***** Records supplied *****
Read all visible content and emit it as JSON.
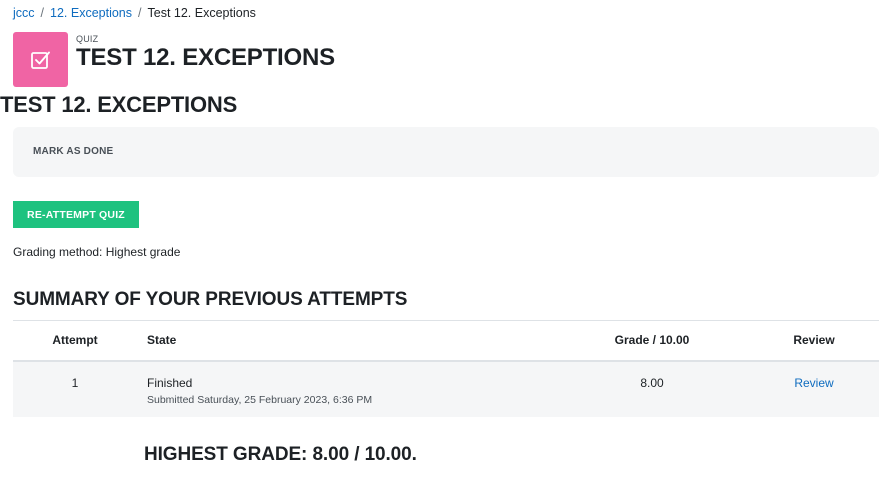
{
  "breadcrumb": [
    {
      "label": "jccc"
    },
    {
      "label": "12. Exceptions"
    },
    {
      "label": "Test 12. Exceptions"
    }
  ],
  "breadcrumb_separator": "/",
  "header": {
    "activity_type": "QUIZ",
    "title": "TEST 12. EXCEPTIONS",
    "icon": "quiz-checkbox-icon",
    "icon_bg_color": "#f064a4"
  },
  "main": {
    "section_title": "TEST 12. EXCEPTIONS",
    "mark_done_label": "MARK AS DONE",
    "reattempt_label": "RE-ATTEMPT QUIZ",
    "reattempt_color": "#1ec27f",
    "grading_method": "Grading method: Highest grade",
    "summary_title": "SUMMARY OF YOUR PREVIOUS ATTEMPTS",
    "table": {
      "headers": [
        "Attempt",
        "State",
        "Grade / 10.00",
        "Review"
      ],
      "rows": [
        {
          "attempt": "1",
          "state": "Finished",
          "submitted": "Submitted Saturday, 25 February 2023, 6:36 PM",
          "grade": "8.00",
          "review": "Review"
        }
      ]
    },
    "highest_grade": "HIGHEST GRADE: 8.00 / 10.00."
  }
}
*****
_The task_: Make a verbatim copy of all the entries and strip out the pictures.

_Output for this exercise_:
Read all visible content and emit it as JSON.
{
  "breadcrumb": [
    {
      "label": "jccc"
    },
    {
      "label": "12. Exceptions"
    },
    {
      "label": "Test 12. Exceptions"
    }
  ],
  "breadcrumb_separator": "/",
  "header": {
    "activity_type": "QUIZ",
    "title": "TEST 12. EXCEPTIONS",
    "icon": "quiz-checkbox-icon",
    "icon_bg_color": "#f064a4"
  },
  "main": {
    "section_title": "TEST 12. EXCEPTIONS",
    "mark_done_label": "MARK AS DONE",
    "reattempt_label": "RE-ATTEMPT QUIZ",
    "reattempt_color": "#1ec27f",
    "grading_method": "Grading method: Highest grade",
    "summary_title": "SUMMARY OF YOUR PREVIOUS ATTEMPTS",
    "table": {
      "headers": [
        "Attempt",
        "State",
        "Grade / 10.00",
        "Review"
      ],
      "rows": [
        {
          "attempt": "1",
          "state": "Finished",
          "submitted": "Submitted Saturday, 25 February 2023, 6:36 PM",
          "grade": "8.00",
          "review": "Review"
        }
      ]
    },
    "highest_grade": "HIGHEST GRADE: 8.00 / 10.00."
  }
}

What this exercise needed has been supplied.